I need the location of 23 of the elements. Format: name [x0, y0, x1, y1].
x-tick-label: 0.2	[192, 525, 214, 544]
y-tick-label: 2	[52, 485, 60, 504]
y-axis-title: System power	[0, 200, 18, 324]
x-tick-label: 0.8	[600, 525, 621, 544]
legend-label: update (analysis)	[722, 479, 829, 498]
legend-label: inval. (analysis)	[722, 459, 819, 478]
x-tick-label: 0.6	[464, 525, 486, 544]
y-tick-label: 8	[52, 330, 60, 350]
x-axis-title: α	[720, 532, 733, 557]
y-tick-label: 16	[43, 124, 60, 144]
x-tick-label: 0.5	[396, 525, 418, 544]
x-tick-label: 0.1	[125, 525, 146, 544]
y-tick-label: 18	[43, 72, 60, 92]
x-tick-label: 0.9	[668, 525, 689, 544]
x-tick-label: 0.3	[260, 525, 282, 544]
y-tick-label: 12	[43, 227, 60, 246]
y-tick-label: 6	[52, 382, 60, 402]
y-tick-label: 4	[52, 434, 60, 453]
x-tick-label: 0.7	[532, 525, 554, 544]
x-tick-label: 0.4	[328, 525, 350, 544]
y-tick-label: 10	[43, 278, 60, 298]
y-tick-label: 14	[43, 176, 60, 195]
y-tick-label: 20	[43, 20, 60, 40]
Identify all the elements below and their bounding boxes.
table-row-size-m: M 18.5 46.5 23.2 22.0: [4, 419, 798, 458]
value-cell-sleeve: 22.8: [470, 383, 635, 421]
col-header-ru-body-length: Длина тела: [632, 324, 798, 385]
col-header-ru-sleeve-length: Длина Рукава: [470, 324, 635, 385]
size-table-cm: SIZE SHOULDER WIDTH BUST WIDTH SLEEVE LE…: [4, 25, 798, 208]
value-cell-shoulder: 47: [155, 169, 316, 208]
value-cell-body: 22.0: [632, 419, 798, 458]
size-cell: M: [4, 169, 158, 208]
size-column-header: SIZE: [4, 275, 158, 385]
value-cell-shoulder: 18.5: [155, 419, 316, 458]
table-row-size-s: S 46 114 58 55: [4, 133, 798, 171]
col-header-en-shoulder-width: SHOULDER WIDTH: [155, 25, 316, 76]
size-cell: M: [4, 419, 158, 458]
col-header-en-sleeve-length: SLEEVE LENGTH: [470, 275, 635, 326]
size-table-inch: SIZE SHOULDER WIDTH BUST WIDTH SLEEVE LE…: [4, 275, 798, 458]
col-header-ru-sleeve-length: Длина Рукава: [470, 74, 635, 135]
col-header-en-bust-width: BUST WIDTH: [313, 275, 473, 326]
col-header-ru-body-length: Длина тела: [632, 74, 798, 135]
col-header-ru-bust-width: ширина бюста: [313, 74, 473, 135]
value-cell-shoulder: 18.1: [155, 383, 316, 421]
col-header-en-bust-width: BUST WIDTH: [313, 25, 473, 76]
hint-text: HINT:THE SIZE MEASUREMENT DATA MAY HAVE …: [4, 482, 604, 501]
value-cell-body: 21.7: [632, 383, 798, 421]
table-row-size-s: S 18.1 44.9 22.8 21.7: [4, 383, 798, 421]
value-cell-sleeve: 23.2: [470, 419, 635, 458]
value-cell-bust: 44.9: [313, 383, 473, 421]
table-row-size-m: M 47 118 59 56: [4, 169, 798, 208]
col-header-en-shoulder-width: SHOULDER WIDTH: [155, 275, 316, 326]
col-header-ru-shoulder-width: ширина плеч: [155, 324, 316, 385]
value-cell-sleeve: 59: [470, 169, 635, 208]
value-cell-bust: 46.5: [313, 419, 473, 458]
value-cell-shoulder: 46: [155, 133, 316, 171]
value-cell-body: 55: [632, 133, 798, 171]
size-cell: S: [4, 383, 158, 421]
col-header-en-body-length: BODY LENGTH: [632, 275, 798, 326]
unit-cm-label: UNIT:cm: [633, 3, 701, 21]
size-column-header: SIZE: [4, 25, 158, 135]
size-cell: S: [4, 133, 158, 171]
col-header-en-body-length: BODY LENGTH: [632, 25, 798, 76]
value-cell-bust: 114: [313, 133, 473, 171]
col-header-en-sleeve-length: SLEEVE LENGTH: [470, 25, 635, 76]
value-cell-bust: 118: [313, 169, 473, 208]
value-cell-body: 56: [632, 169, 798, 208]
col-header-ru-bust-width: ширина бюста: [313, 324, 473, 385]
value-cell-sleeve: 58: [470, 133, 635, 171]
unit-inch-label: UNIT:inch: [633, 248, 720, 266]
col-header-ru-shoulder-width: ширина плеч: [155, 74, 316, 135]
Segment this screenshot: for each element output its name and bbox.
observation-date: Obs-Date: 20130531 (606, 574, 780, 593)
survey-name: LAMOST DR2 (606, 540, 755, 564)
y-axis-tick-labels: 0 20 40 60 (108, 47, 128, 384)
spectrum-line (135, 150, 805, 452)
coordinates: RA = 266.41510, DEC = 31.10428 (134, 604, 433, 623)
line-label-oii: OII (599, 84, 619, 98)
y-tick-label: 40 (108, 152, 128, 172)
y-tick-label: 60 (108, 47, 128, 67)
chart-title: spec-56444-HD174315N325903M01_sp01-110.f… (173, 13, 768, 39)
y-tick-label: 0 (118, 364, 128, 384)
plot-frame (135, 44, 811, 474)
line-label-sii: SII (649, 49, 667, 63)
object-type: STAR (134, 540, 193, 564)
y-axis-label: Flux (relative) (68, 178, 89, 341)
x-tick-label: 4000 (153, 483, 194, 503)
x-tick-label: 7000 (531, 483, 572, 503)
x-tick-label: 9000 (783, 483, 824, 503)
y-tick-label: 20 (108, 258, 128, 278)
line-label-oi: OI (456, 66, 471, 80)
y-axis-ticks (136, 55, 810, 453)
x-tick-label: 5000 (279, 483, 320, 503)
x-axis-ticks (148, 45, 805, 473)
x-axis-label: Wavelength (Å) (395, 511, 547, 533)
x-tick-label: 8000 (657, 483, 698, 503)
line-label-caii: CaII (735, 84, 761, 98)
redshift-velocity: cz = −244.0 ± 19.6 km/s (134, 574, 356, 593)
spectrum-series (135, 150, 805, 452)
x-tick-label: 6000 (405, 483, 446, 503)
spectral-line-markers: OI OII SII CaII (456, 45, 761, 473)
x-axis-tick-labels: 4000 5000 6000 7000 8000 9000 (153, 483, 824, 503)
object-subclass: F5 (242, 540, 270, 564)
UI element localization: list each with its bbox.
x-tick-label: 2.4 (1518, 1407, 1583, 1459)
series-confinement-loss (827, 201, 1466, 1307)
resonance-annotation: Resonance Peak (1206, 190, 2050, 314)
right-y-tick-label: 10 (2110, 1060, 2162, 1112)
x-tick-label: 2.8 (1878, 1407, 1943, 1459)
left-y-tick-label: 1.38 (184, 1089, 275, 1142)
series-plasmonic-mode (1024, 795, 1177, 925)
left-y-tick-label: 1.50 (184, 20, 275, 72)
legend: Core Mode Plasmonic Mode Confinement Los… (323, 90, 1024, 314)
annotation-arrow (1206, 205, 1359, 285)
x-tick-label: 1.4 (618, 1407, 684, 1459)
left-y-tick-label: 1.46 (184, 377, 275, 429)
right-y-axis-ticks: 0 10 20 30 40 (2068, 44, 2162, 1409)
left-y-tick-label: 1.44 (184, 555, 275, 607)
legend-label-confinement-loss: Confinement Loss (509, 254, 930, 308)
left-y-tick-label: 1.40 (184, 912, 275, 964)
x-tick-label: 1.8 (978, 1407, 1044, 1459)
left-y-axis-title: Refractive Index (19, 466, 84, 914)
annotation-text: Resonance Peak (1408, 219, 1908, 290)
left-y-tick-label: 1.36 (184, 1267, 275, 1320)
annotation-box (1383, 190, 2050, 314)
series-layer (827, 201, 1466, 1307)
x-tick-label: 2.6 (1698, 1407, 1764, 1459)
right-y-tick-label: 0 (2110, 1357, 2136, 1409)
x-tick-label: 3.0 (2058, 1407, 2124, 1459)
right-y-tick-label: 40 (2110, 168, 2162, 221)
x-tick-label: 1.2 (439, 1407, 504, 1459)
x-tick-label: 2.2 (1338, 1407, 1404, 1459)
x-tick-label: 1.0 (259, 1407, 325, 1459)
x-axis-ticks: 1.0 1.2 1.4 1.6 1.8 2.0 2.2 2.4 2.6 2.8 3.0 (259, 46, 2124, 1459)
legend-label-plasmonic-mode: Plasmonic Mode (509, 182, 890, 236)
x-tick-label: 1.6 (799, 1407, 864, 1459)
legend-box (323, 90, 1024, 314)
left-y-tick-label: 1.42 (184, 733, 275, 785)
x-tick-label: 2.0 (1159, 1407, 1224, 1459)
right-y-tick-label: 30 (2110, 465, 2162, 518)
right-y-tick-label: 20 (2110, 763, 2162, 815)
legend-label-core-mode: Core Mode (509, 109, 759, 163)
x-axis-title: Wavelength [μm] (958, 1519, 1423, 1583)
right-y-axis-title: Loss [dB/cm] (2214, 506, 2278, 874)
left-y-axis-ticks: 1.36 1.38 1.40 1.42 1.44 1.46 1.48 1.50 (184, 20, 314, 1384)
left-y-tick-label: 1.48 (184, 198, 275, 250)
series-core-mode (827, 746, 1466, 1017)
_ _ _
## Task directions
Please write out again everything from the start of the rows down to the line containing "459, 819, 478]", including that line.

## Full response
I need the location of 23 of the elements. Format: name [x0, y0, x1, y1].
x-tick-label: 0.2	[192, 525, 214, 544]
y-tick-label: 2	[52, 485, 60, 504]
y-axis-title: System power	[0, 200, 18, 324]
x-tick-label: 0.8	[600, 525, 621, 544]
legend-label: update (analysis)	[722, 479, 829, 498]
legend-label: inval. (analysis)	[722, 459, 819, 478]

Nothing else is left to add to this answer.